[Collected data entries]
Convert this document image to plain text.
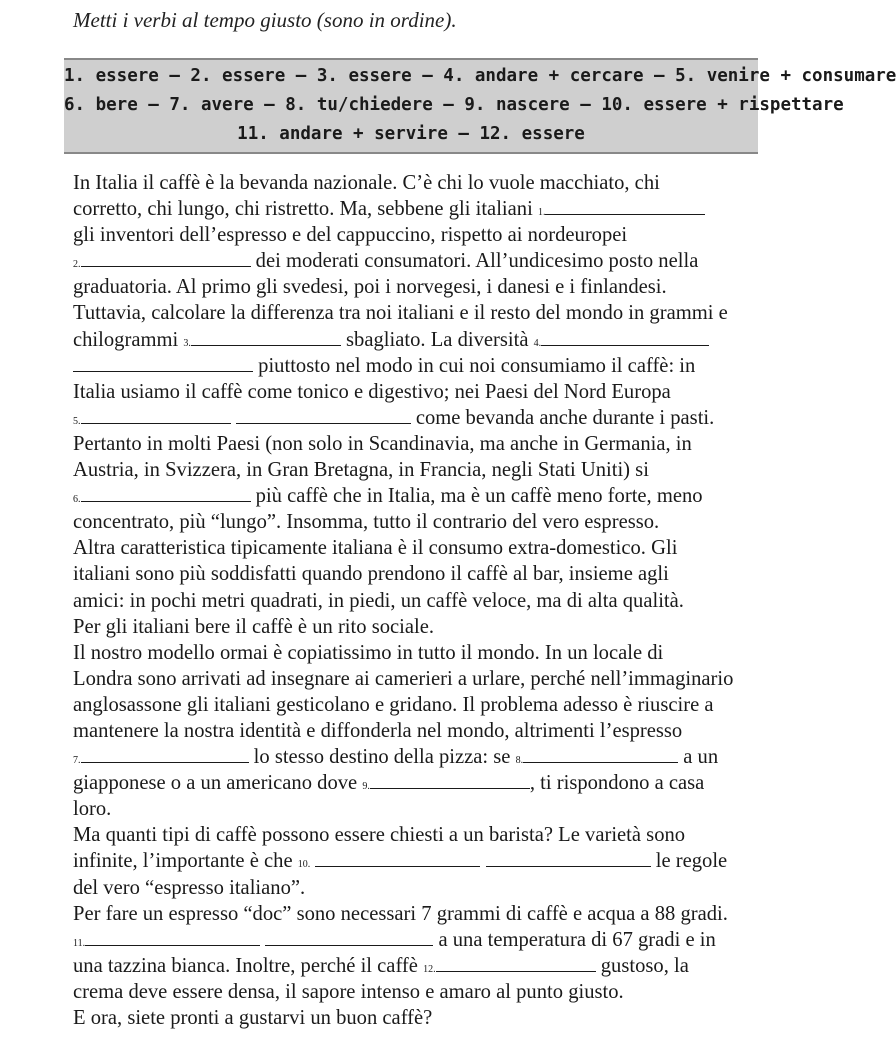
Metti i verbi al tempo giusto (sono in ordine).
1. essere – 2. essere – 3. essere – 4. andare + cercare – 5. venire + consumare
6. bere – 7. avere – 8. tu/chiedere – 9. nascere – 10. essere + rispettare
11. andare + servire – 12. essere
In Italia il caffè è la bevanda nazionale. C’è chi lo vuole macchiato, chi
corretto, chi lungo, chi ristretto. Ma, sebbene gli italiani 1.
gli inventori dell’espresso e del cappuccino, rispetto ai nordeuropei
2.	dei moderati consumatori. All’undicesimo posto nella
graduatoria. Al primo gli svedesi, poi i norvegesi, i danesi e i finlandesi.
Tuttavia, calcolare la differenza tra noi italiani e il resto del mondo in grammi e
chilogrammi 3.	sbagliato. La diversità 4.
piuttosto nel modo in cui noi consumiamo il caffè: in
Italia usiamo il caffè come tonico e digestivo; nei Paesi del Nord Europa
5.	come bevanda anche durante i pasti.
Pertanto in molti Paesi (non solo in Scandinavia, ma anche in Germania, in
Austria, in Svizzera, in Gran Bretagna, in Francia, negli Stati Uniti) si
6.	più caffè che in Italia, ma è un caffè meno forte, meno
concentrato, più “lungo”. Insomma, tutto il contrario del vero espresso.
Altra caratteristica tipicamente italiana è il consumo extra-domestico. Gli
italiani sono più soddisfatti quando prendono il caffè al bar, insieme agli
amici: in pochi metri quadrati, in piedi, un caffè veloce, ma di alta qualità.
Per gli italiani bere il caffè è un rito sociale.
Il nostro modello ormai è copiatissimo in tutto il mondo. In un locale di
Londra sono arrivati ad insegnare ai camerieri a urlare, perché nell’immaginario
anglosassone gli italiani gesticolano e gridano. Il problema adesso è riuscire a
mantenere la nostra identità e diffonderla nel mondo, altrimenti l’espresso
7.	lo stesso destino della pizza: se 8.	a un
giapponese o a un americano dove 9.	, ti rispondono a casa
loro.
Ma quanti tipi di caffè possono essere chiesti a un barista? Le varietà sono
infinite, l’importante è che 10.	le regole
del vero “espresso italiano”.
Per fare un espresso “doc” sono necessari 7 grammi di caffè e acqua a 88 gradi.
11.	a una temperatura di 67 gradi e in
una tazzina bianca. Inoltre, perché il caffè 12.	gustoso, la
crema deve essere densa, il sapore intenso e amaro al punto giusto.
E ora, siete pronti a gustarvi un buon caffè?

## Written problem:
Transcribe all entries above exactly. Drop the pictures.

## Written response:
Convert this document image to plain text.
Metti i verbi al tempo giusto (sono in ordine).
1. essere – 2. essere – 3. essere – 4. andare + cercare – 5. venire + consumare
6. bere – 7. avere – 8. tu/chiedere – 9. nascere – 10. essere + rispettare
11. andare + servire – 12. essere
In Italia il caffè è la bevanda nazionale. C’è chi lo vuole macchiato, chi
corretto, chi lungo, chi ristretto. Ma, sebbene gli italiani 1.
gli inventori dell’espresso e del cappuccino, rispetto ai nordeuropei
2.	dei moderati consumatori. All’undicesimo posto nella
graduatoria. Al primo gli svedesi, poi i norvegesi, i danesi e i finlandesi.
Tuttavia, calcolare la differenza tra noi italiani e il resto del mondo in grammi e
chilogrammi 3.	sbagliato. La diversità 4.
piuttosto nel modo in cui noi consumiamo il caffè: in
Italia usiamo il caffè come tonico e digestivo; nei Paesi del Nord Europa
5.	come bevanda anche durante i pasti.
Pertanto in molti Paesi (non solo in Scandinavia, ma anche in Germania, in
Austria, in Svizzera, in Gran Bretagna, in Francia, negli Stati Uniti) si
6.	più caffè che in Italia, ma è un caffè meno forte, meno
concentrato, più “lungo”. Insomma, tutto il contrario del vero espresso.
Altra caratteristica tipicamente italiana è il consumo extra-domestico. Gli
italiani sono più soddisfatti quando prendono il caffè al bar, insieme agli
amici: in pochi metri quadrati, in piedi, un caffè veloce, ma di alta qualità.
Per gli italiani bere il caffè è un rito sociale.
Il nostro modello ormai è copiatissimo in tutto il mondo. In un locale di
Londra sono arrivati ad insegnare ai camerieri a urlare, perché nell’immaginario
anglosassone gli italiani gesticolano e gridano. Il problema adesso è riuscire a
mantenere la nostra identità e diffonderla nel mondo, altrimenti l’espresso
7.	lo stesso destino della pizza: se 8.	a un
giapponese o a un americano dove 9.	, ti rispondono a casa
loro.
Ma quanti tipi di caffè possono essere chiesti a un barista? Le varietà sono
infinite, l’importante è che 10.	le regole
del vero “espresso italiano”.
Per fare un espresso “doc” sono necessari 7 grammi di caffè e acqua a 88 gradi.
11.	a una temperatura di 67 gradi e in
una tazzina bianca. Inoltre, perché il caffè 12.	gustoso, la
crema deve essere densa, il sapore intenso e amaro al punto giusto.
E ora, siete pronti a gustarvi un buon caffè?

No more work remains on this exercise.